──────── Stored records ────────

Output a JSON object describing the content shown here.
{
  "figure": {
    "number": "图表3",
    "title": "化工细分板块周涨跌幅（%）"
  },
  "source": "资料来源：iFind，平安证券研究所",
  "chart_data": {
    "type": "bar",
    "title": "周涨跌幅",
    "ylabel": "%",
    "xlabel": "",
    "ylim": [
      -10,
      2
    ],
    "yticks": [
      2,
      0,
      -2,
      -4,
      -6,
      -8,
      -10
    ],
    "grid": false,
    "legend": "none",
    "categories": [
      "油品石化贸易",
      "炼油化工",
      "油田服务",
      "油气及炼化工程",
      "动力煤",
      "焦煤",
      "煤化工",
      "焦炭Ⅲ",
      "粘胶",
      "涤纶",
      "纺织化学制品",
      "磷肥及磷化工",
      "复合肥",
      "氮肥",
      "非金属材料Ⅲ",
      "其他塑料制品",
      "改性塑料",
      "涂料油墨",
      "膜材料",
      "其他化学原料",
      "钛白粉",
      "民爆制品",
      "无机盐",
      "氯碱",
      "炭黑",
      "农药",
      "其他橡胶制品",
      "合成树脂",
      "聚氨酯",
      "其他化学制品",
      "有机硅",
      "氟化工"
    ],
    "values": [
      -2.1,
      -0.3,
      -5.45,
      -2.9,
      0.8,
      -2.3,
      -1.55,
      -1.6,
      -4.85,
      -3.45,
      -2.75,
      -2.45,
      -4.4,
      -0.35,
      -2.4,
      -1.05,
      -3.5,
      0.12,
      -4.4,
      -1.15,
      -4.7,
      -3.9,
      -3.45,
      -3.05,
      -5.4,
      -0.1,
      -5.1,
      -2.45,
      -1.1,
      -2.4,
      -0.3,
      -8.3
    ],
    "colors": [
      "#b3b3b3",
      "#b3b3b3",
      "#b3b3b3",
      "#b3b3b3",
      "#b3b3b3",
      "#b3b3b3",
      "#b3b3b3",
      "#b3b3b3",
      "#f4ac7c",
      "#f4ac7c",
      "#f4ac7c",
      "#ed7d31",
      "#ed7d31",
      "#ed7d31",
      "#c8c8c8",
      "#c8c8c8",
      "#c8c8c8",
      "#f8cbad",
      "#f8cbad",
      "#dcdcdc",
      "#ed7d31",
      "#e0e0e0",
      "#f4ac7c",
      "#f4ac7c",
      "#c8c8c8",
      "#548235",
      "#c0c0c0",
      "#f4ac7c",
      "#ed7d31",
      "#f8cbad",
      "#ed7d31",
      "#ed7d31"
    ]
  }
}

────────

> Task instructions: All of the material must be reproduced exactly.

> Task result:
Output a JSON object describing the content shown here.
{
  "figure": {
    "number": "图表3",
    "title": "化工细分板块周涨跌幅（%）"
  },
  "source": "资料来源：iFind，平安证券研究所",
  "chart_data": {
    "type": "bar",
    "title": "周涨跌幅",
    "ylabel": "%",
    "xlabel": "",
    "ylim": [
      -10,
      2
    ],
    "yticks": [
      2,
      0,
      -2,
      -4,
      -6,
      -8,
      -10
    ],
    "grid": false,
    "legend": "none",
    "categories": [
      "油品石化贸易",
      "炼油化工",
      "油田服务",
      "油气及炼化工程",
      "动力煤",
      "焦煤",
      "煤化工",
      "焦炭Ⅲ",
      "粘胶",
      "涤纶",
      "纺织化学制品",
      "磷肥及磷化工",
      "复合肥",
      "氮肥",
      "非金属材料Ⅲ",
      "其他塑料制品",
      "改性塑料",
      "涂料油墨",
      "膜材料",
      "其他化学原料",
      "钛白粉",
      "民爆制品",
      "无机盐",
      "氯碱",
      "炭黑",
      "农药",
      "其他橡胶制品",
      "合成树脂",
      "聚氨酯",
      "其他化学制品",
      "有机硅",
      "氟化工"
    ],
    "values": [
      -2.1,
      -0.3,
      -5.45,
      -2.9,
      0.8,
      -2.3,
      -1.55,
      -1.6,
      -4.85,
      -3.45,
      -2.75,
      -2.45,
      -4.4,
      -0.35,
      -2.4,
      -1.05,
      -3.5,
      0.12,
      -4.4,
      -1.15,
      -4.7,
      -3.9,
      -3.45,
      -3.05,
      -5.4,
      -0.1,
      -5.1,
      -2.45,
      -1.1,
      -2.4,
      -0.3,
      -8.3
    ],
    "colors": [
      "#b3b3b3",
      "#b3b3b3",
      "#b3b3b3",
      "#b3b3b3",
      "#b3b3b3",
      "#b3b3b3",
      "#b3b3b3",
      "#b3b3b3",
      "#f4ac7c",
      "#f4ac7c",
      "#f4ac7c",
      "#ed7d31",
      "#ed7d31",
      "#ed7d31",
      "#c8c8c8",
      "#c8c8c8",
      "#c8c8c8",
      "#f8cbad",
      "#f8cbad",
      "#dcdcdc",
      "#ed7d31",
      "#e0e0e0",
      "#f4ac7c",
      "#f4ac7c",
      "#c8c8c8",
      "#548235",
      "#c0c0c0",
      "#f4ac7c",
      "#ed7d31",
      "#f8cbad",
      "#ed7d31",
      "#ed7d31"
    ]
  }
}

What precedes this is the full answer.